--- Begin INPUT ---

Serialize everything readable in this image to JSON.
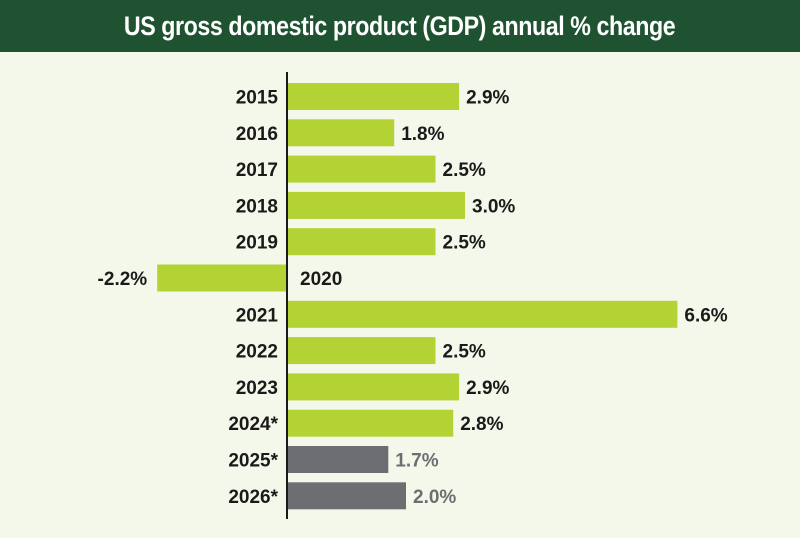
{
  "chart_data": {
    "type": "bar",
    "orientation": "horizontal",
    "title": "US gross domestic product (GDP) annual % change",
    "categories": [
      "2015",
      "2016",
      "2017",
      "2018",
      "2019",
      "2020",
      "2021",
      "2022",
      "2023",
      "2024*",
      "2025*",
      "2026*"
    ],
    "values": [
      2.9,
      1.8,
      2.5,
      3.0,
      2.5,
      -2.2,
      6.6,
      2.5,
      2.9,
      2.8,
      1.7,
      2.0
    ],
    "data_labels": [
      "2.9%",
      "1.8%",
      "2.5%",
      "3.0%",
      "2.5%",
      "-2.2%",
      "6.6%",
      "2.5%",
      "2.9%",
      "2.8%",
      "1.7%",
      "2.0%"
    ],
    "forecast": [
      false,
      false,
      false,
      false,
      false,
      false,
      false,
      false,
      false,
      false,
      true,
      true
    ],
    "xlim": [
      -2.2,
      6.6
    ],
    "grid": false,
    "colors": {
      "actual": "#b3d334",
      "forecast": "#6d6e71",
      "header": "#1e5230",
      "background": "#f4f8ea",
      "text": "#1a1a1a"
    }
  }
}
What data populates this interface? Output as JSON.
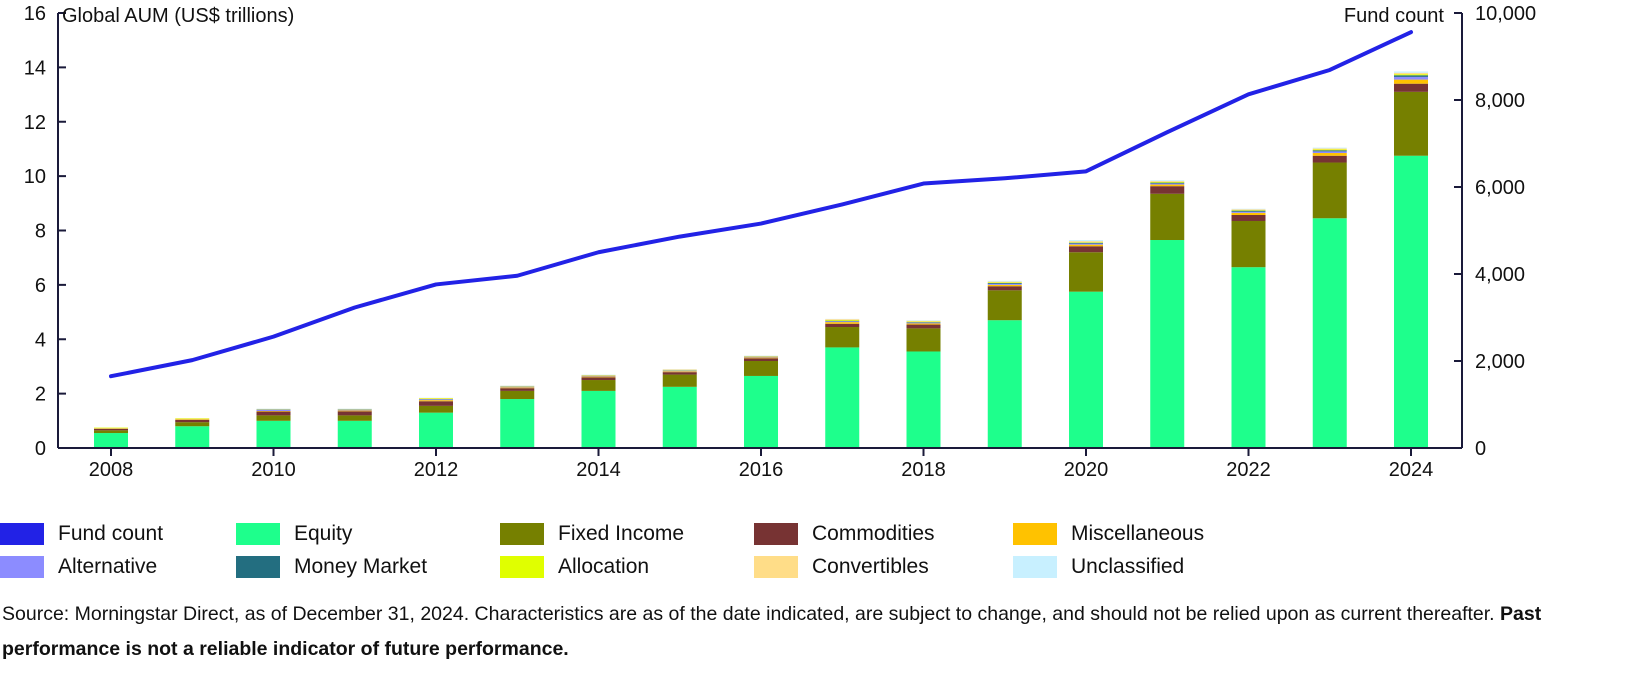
{
  "chart_data": {
    "type": "bar",
    "stacked": true,
    "ylabel_left": "Global AUM (US$ trillions)",
    "ylabel_right": "Fund count",
    "ylim_left": [
      0,
      16
    ],
    "yticks_left": [
      0,
      2,
      4,
      6,
      8,
      10,
      12,
      14,
      16
    ],
    "ylim_right": [
      0,
      10000
    ],
    "yticks_right": [
      "0",
      "2,000",
      "4,000",
      "6,000",
      "8,000",
      "10,000"
    ],
    "yticks_right_values": [
      0,
      2000,
      4000,
      6000,
      8000,
      10000
    ],
    "categories": [
      "2008",
      "2009",
      "2010",
      "2011",
      "2012",
      "2013",
      "2014",
      "2015",
      "2016",
      "2017",
      "2018",
      "2019",
      "2020",
      "2021",
      "2022",
      "2023",
      "2024"
    ],
    "xtick_labels": [
      "2008",
      "2010",
      "2012",
      "2014",
      "2016",
      "2018",
      "2020",
      "2022",
      "2024"
    ],
    "grid": false,
    "legend_position": "bottom",
    "series": [
      {
        "name": "Equity",
        "color": "#1eff8c",
        "values": [
          0.55,
          0.8,
          1.0,
          1.0,
          1.3,
          1.8,
          2.1,
          2.25,
          2.65,
          3.7,
          3.55,
          4.7,
          5.75,
          7.65,
          6.65,
          8.45,
          10.75
        ]
      },
      {
        "name": "Fixed Income",
        "color": "#768000",
        "values": [
          0.1,
          0.15,
          0.2,
          0.2,
          0.25,
          0.3,
          0.4,
          0.45,
          0.55,
          0.75,
          0.85,
          1.1,
          1.45,
          1.7,
          1.7,
          2.05,
          2.35
        ]
      },
      {
        "name": "Commodities",
        "color": "#773333",
        "values": [
          0.05,
          0.08,
          0.14,
          0.15,
          0.17,
          0.1,
          0.1,
          0.09,
          0.1,
          0.12,
          0.14,
          0.15,
          0.22,
          0.28,
          0.22,
          0.25,
          0.3
        ]
      },
      {
        "name": "Miscellaneous",
        "color": "#ffc200",
        "values": [
          0.02,
          0.03,
          0.02,
          0.03,
          0.04,
          0.03,
          0.03,
          0.03,
          0.03,
          0.06,
          0.04,
          0.05,
          0.06,
          0.06,
          0.08,
          0.1,
          0.15
        ]
      },
      {
        "name": "Alternative",
        "color": "#8c8cff",
        "values": [
          0.01,
          0.01,
          0.05,
          0.03,
          0.03,
          0.02,
          0.02,
          0.02,
          0.02,
          0.03,
          0.03,
          0.04,
          0.04,
          0.04,
          0.04,
          0.06,
          0.1
        ]
      },
      {
        "name": "Money Market",
        "color": "#236e80",
        "values": [
          0.0,
          0.0,
          0.01,
          0.01,
          0.01,
          0.01,
          0.01,
          0.01,
          0.01,
          0.02,
          0.02,
          0.03,
          0.03,
          0.03,
          0.04,
          0.04,
          0.06
        ]
      },
      {
        "name": "Allocation",
        "color": "#e0ff00",
        "values": [
          0.02,
          0.02,
          0.01,
          0.01,
          0.02,
          0.01,
          0.01,
          0.01,
          0.01,
          0.03,
          0.02,
          0.02,
          0.02,
          0.03,
          0.02,
          0.03,
          0.04
        ]
      },
      {
        "name": "Convertibles",
        "color": "#ffdd88",
        "values": [
          0.0,
          0.01,
          0.01,
          0.01,
          0.02,
          0.02,
          0.02,
          0.03,
          0.02,
          0.03,
          0.03,
          0.03,
          0.04,
          0.03,
          0.03,
          0.04,
          0.05
        ]
      },
      {
        "name": "Unclassified",
        "color": "#c8f0ff",
        "values": [
          0.0,
          0.0,
          0.01,
          0.01,
          0.01,
          0.01,
          0.01,
          0.01,
          0.01,
          0.01,
          0.02,
          0.03,
          0.04,
          0.03,
          0.02,
          0.03,
          0.05
        ]
      }
    ],
    "line_series": {
      "name": "Fund count",
      "color": "#2222e6",
      "axis": "right",
      "values": [
        1650,
        2020,
        2560,
        3230,
        3760,
        3960,
        4500,
        4860,
        5160,
        5600,
        6080,
        6200,
        6360,
        7260,
        8130,
        8690,
        9560
      ]
    }
  },
  "legend": [
    {
      "label": "Fund count",
      "color": "#2222e6"
    },
    {
      "label": "Equity",
      "color": "#1eff8c"
    },
    {
      "label": "Fixed Income",
      "color": "#768000"
    },
    {
      "label": "Commodities",
      "color": "#773333"
    },
    {
      "label": "Miscellaneous",
      "color": "#ffc200"
    },
    {
      "label": "Alternative",
      "color": "#8c8cff"
    },
    {
      "label": "Money Market",
      "color": "#236e80"
    },
    {
      "label": "Allocation",
      "color": "#e0ff00"
    },
    {
      "label": "Convertibles",
      "color": "#ffdd88"
    },
    {
      "label": "Unclassified",
      "color": "#c8f0ff"
    }
  ],
  "footer": {
    "source": "Source: Morningstar Direct, as of December 31, 2024. Characteristics are as of the date indicated, are subject to change, and should not be relied upon as current thereafter.",
    "disclaimer": "Past performance is not a reliable indicator of future performance."
  }
}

--- End INPUT ---

## THE TASK
Copy the listing exactly. Any image in it stays out of the copy.

## ANSWER TO THIS PROBLEM
Serialize everything readable in this image to JSON.
{
  "chart_data": {
    "type": "bar",
    "orientation": "horizontal",
    "title": "US gross domestic product (GDP) annual % change",
    "categories": [
      "2015",
      "2016",
      "2017",
      "2018",
      "2019",
      "2020",
      "2021",
      "2022",
      "2023",
      "2024*",
      "2025*",
      "2026*"
    ],
    "values": [
      2.9,
      1.8,
      2.5,
      3.0,
      2.5,
      -2.2,
      6.6,
      2.5,
      2.9,
      2.8,
      1.7,
      2.0
    ],
    "data_labels": [
      "2.9%",
      "1.8%",
      "2.5%",
      "3.0%",
      "2.5%",
      "-2.2%",
      "6.6%",
      "2.5%",
      "2.9%",
      "2.8%",
      "1.7%",
      "2.0%"
    ],
    "forecast": [
      false,
      false,
      false,
      false,
      false,
      false,
      false,
      false,
      false,
      false,
      true,
      true
    ],
    "xlim": [
      -2.2,
      6.6
    ],
    "grid": false,
    "colors": {
      "actual": "#b3d334",
      "forecast": "#6d6e71",
      "header": "#1e5230",
      "background": "#f4f8ea",
      "text": "#1a1a1a"
    }
  }
}
What data populates this interface? Output as JSON.
{
  "chart_data": {
    "type": "bar",
    "stacked": true,
    "ylabel_left": "Global AUM (US$ trillions)",
    "ylabel_right": "Fund count",
    "ylim_left": [
      0,
      16
    ],
    "yticks_left": [
      0,
      2,
      4,
      6,
      8,
      10,
      12,
      14,
      16
    ],
    "ylim_right": [
      0,
      10000
    ],
    "yticks_right": [
      "0",
      "2,000",
      "4,000",
      "6,000",
      "8,000",
      "10,000"
    ],
    "yticks_right_values": [
      0,
      2000,
      4000,
      6000,
      8000,
      10000
    ],
    "categories": [
      "2008",
      "2009",
      "2010",
      "2011",
      "2012",
      "2013",
      "2014",
      "2015",
      "2016",
      "2017",
      "2018",
      "2019",
      "2020",
      "2021",
      "2022",
      "2023",
      "2024"
    ],
    "xtick_labels": [
      "2008",
      "2010",
      "2012",
      "2014",
      "2016",
      "2018",
      "2020",
      "2022",
      "2024"
    ],
    "grid": false,
    "legend_position": "bottom",
    "series": [
      {
        "name": "Equity",
        "color": "#1eff8c",
        "values": [
          0.55,
          0.8,
          1.0,
          1.0,
          1.3,
          1.8,
          2.1,
          2.25,
          2.65,
          3.7,
          3.55,
          4.7,
          5.75,
          7.65,
          6.65,
          8.45,
          10.75
        ]
      },
      {
        "name": "Fixed Income",
        "color": "#768000",
        "values": [
          0.1,
          0.15,
          0.2,
          0.2,
          0.25,
          0.3,
          0.4,
          0.45,
          0.55,
          0.75,
          0.85,
          1.1,
          1.45,
          1.7,
          1.7,
          2.05,
          2.35
        ]
      },
      {
        "name": "Commodities",
        "color": "#773333",
        "values": [
          0.05,
          0.08,
          0.14,
          0.15,
          0.17,
          0.1,
          0.1,
          0.09,
          0.1,
          0.12,
          0.14,
          0.15,
          0.22,
          0.28,
          0.22,
          0.25,
          0.3
        ]
      },
      {
        "name": "Miscellaneous",
        "color": "#ffc200",
        "values": [
          0.02,
          0.03,
          0.02,
          0.03,
          0.04,
          0.03,
          0.03,
          0.03,
          0.03,
          0.06,
          0.04,
          0.05,
          0.06,
          0.06,
          0.08,
          0.1,
          0.15
        ]
      },
      {
        "name": "Alternative",
        "color": "#8c8cff",
        "values": [
          0.01,
          0.01,
          0.05,
          0.03,
          0.03,
          0.02,
          0.02,
          0.02,
          0.02,
          0.03,
          0.03,
          0.04,
          0.04,
          0.04,
          0.04,
          0.06,
          0.1
        ]
      },
      {
        "name": "Money Market",
        "color": "#236e80",
        "values": [
          0.0,
          0.0,
          0.01,
          0.01,
          0.01,
          0.01,
          0.01,
          0.01,
          0.01,
          0.02,
          0.02,
          0.03,
          0.03,
          0.03,
          0.04,
          0.04,
          0.06
        ]
      },
      {
        "name": "Allocation",
        "color": "#e0ff00",
        "values": [
          0.02,
          0.02,
          0.01,
          0.01,
          0.02,
          0.01,
          0.01,
          0.01,
          0.01,
          0.03,
          0.02,
          0.02,
          0.02,
          0.03,
          0.02,
          0.03,
          0.04
        ]
      },
      {
        "name": "Convertibles",
        "color": "#ffdd88",
        "values": [
          0.0,
          0.01,
          0.01,
          0.01,
          0.02,
          0.02,
          0.02,
          0.03,
          0.02,
          0.03,
          0.03,
          0.03,
          0.04,
          0.03,
          0.03,
          0.04,
          0.05
        ]
      },
      {
        "name": "Unclassified",
        "color": "#c8f0ff",
        "values": [
          0.0,
          0.0,
          0.01,
          0.01,
          0.01,
          0.01,
          0.01,
          0.01,
          0.01,
          0.01,
          0.02,
          0.03,
          0.04,
          0.03,
          0.02,
          0.03,
          0.05
        ]
      }
    ],
    "line_series": {
      "name": "Fund count",
      "color": "#2222e6",
      "axis": "right",
      "values": [
        1650,
        2020,
        2560,
        3230,
        3760,
        3960,
        4500,
        4860,
        5160,
        5600,
        6080,
        6200,
        6360,
        7260,
        8130,
        8690,
        9560
      ]
    }
  },
  "legend": [
    {
      "label": "Fund count",
      "color": "#2222e6"
    },
    {
      "label": "Equity",
      "color": "#1eff8c"
    },
    {
      "label": "Fixed Income",
      "color": "#768000"
    },
    {
      "label": "Commodities",
      "color": "#773333"
    },
    {
      "label": "Miscellaneous",
      "color": "#ffc200"
    },
    {
      "label": "Alternative",
      "color": "#8c8cff"
    },
    {
      "label": "Money Market",
      "color": "#236e80"
    },
    {
      "label": "Allocation",
      "color": "#e0ff00"
    },
    {
      "label": "Convertibles",
      "color": "#ffdd88"
    },
    {
      "label": "Unclassified",
      "color": "#c8f0ff"
    }
  ],
  "footer": {
    "source": "Source: Morningstar Direct, as of December 31, 2024. Characteristics are as of the date indicated, are subject to change, and should not be relied upon as current thereafter.",
    "disclaimer": "Past performance is not a reliable indicator of future performance."
  }
}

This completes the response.